What is expected — Among the lines below, how many carry the string "pressure"? Reply with a number and nothing else.

(Dataset entries)
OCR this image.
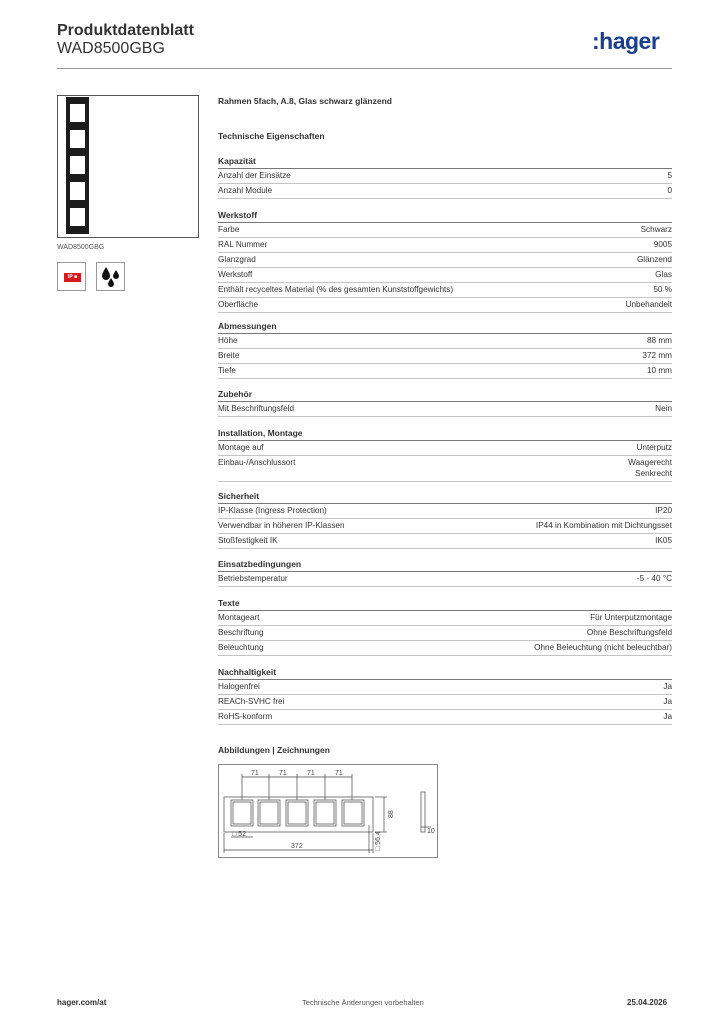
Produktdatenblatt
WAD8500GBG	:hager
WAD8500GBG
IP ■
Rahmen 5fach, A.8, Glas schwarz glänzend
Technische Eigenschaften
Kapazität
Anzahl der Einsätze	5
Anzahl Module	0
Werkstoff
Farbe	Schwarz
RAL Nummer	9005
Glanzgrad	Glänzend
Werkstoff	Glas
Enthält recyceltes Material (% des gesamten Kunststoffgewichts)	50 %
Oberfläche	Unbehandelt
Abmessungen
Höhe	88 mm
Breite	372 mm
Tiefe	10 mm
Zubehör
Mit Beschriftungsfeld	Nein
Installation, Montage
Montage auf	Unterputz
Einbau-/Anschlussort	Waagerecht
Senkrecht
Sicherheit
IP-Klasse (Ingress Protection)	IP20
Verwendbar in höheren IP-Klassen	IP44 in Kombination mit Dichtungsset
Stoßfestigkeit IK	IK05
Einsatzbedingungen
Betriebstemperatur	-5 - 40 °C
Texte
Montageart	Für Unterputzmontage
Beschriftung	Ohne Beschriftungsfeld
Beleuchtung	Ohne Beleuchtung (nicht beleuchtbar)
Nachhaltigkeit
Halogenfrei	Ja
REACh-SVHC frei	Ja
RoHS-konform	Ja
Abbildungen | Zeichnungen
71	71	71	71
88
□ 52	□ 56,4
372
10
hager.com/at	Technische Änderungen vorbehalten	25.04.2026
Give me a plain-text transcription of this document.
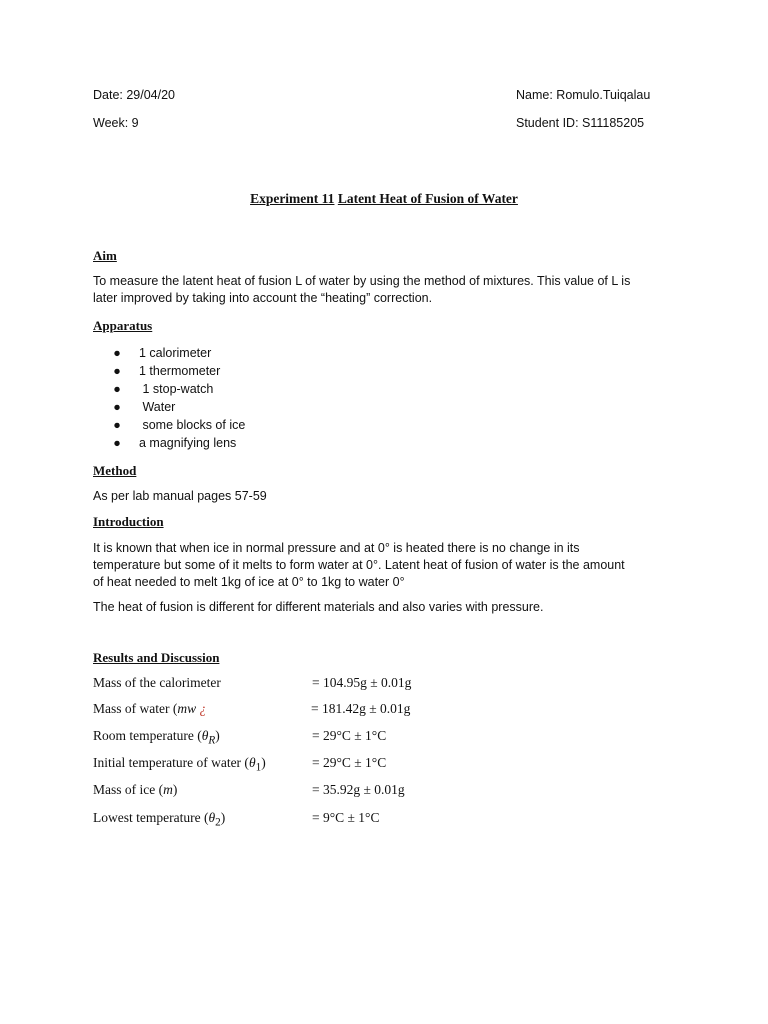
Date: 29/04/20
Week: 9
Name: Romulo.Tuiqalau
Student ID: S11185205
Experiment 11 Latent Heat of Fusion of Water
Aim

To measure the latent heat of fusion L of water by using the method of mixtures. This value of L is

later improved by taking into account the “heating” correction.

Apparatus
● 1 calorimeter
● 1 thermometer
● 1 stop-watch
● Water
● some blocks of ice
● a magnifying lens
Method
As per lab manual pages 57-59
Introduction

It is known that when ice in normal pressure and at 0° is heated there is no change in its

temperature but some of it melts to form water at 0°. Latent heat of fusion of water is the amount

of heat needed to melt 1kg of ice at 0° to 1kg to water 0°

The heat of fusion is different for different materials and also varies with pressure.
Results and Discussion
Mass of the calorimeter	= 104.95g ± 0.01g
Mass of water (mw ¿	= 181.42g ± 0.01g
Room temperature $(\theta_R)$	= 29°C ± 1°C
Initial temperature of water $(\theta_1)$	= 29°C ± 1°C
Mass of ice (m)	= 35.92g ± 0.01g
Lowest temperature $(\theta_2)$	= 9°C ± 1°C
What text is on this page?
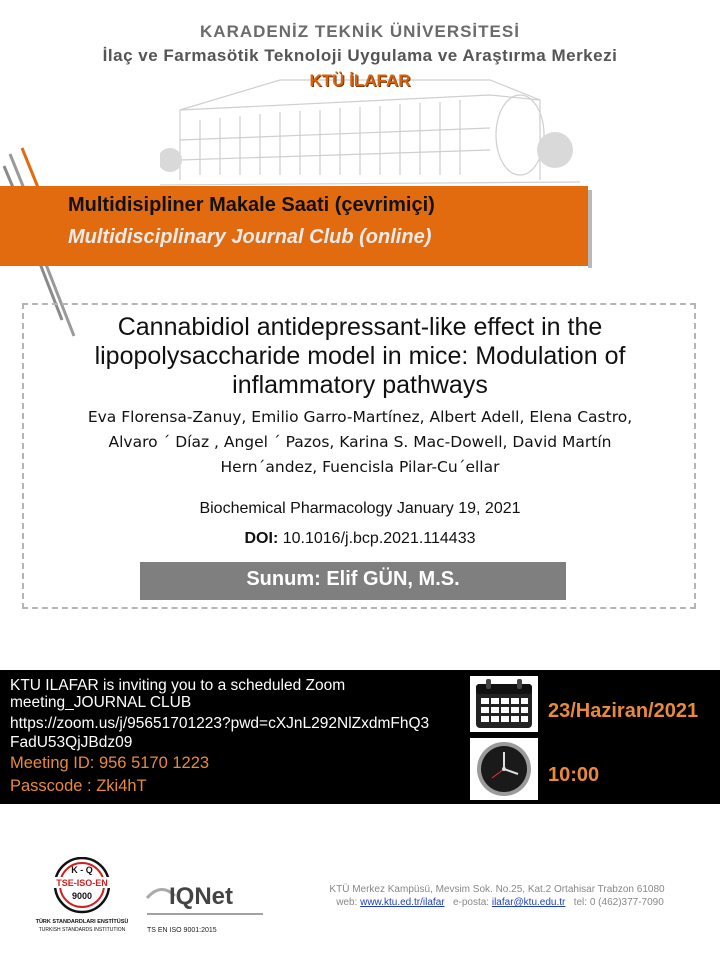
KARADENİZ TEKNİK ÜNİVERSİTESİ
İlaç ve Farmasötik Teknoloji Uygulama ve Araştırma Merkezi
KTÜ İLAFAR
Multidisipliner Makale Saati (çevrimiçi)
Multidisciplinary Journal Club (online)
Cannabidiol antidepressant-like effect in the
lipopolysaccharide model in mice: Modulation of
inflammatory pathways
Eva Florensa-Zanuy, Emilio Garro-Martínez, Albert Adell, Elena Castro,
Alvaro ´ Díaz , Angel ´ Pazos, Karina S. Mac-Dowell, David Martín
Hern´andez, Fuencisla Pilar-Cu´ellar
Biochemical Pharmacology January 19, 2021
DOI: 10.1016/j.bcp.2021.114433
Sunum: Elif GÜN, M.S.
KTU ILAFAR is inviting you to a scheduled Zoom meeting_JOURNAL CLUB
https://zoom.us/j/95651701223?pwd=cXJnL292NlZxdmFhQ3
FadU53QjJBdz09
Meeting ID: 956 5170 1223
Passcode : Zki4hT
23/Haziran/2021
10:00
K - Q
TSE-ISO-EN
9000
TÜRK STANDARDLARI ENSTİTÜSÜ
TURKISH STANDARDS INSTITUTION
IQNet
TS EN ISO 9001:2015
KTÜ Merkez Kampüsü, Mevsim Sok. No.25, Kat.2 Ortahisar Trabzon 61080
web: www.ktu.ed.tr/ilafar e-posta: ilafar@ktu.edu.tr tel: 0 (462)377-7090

Solution to the exercise — 2